■ **Description of the task**
Make an exact copy of all the entries below, with the pictures left out.

■ **Data shown**
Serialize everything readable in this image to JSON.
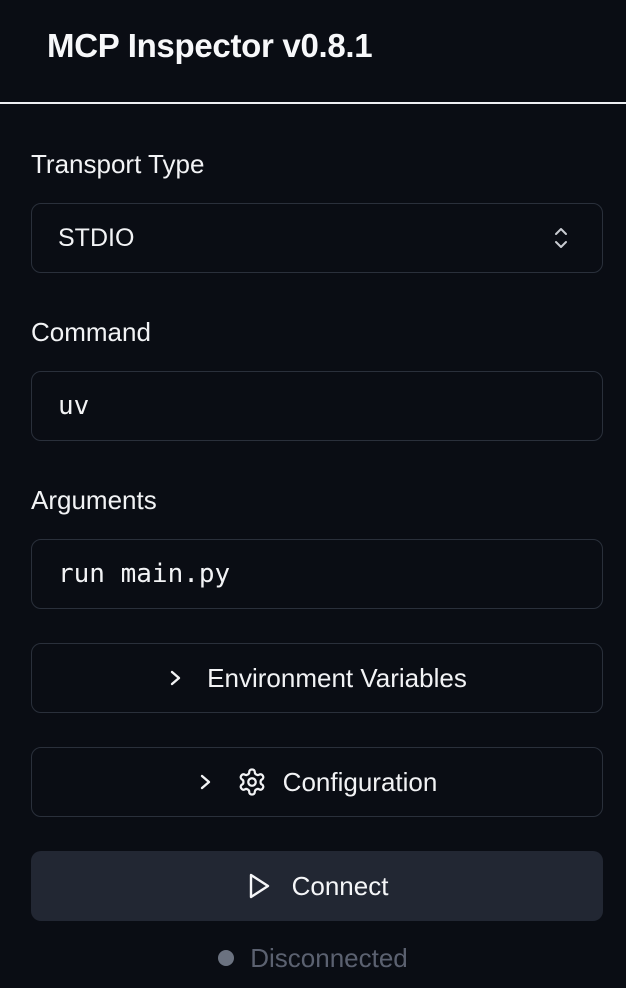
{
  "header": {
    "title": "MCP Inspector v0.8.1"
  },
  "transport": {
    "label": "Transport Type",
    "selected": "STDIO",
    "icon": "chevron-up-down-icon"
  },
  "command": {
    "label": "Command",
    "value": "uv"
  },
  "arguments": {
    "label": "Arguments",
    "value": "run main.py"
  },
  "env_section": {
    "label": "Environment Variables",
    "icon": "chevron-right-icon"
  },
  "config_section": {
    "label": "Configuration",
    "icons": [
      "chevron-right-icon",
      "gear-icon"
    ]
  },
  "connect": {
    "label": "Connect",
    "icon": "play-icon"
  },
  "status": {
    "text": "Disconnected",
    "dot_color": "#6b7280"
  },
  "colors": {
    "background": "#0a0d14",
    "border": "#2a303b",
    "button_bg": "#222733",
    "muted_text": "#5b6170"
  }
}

■ **Worked answer**
Serialize everything readable in this image to JSON.
{
  "header": {
    "title": "MCP Inspector v0.8.1"
  },
  "transport": {
    "label": "Transport Type",
    "selected": "STDIO",
    "icon": "chevron-up-down-icon"
  },
  "command": {
    "label": "Command",
    "value": "uv"
  },
  "arguments": {
    "label": "Arguments",
    "value": "run main.py"
  },
  "env_section": {
    "label": "Environment Variables",
    "icon": "chevron-right-icon"
  },
  "config_section": {
    "label": "Configuration",
    "icons": [
      "chevron-right-icon",
      "gear-icon"
    ]
  },
  "connect": {
    "label": "Connect",
    "icon": "play-icon"
  },
  "status": {
    "text": "Disconnected",
    "dot_color": "#6b7280"
  },
  "colors": {
    "background": "#0a0d14",
    "border": "#2a303b",
    "button_bg": "#222733",
    "muted_text": "#5b6170"
  }
}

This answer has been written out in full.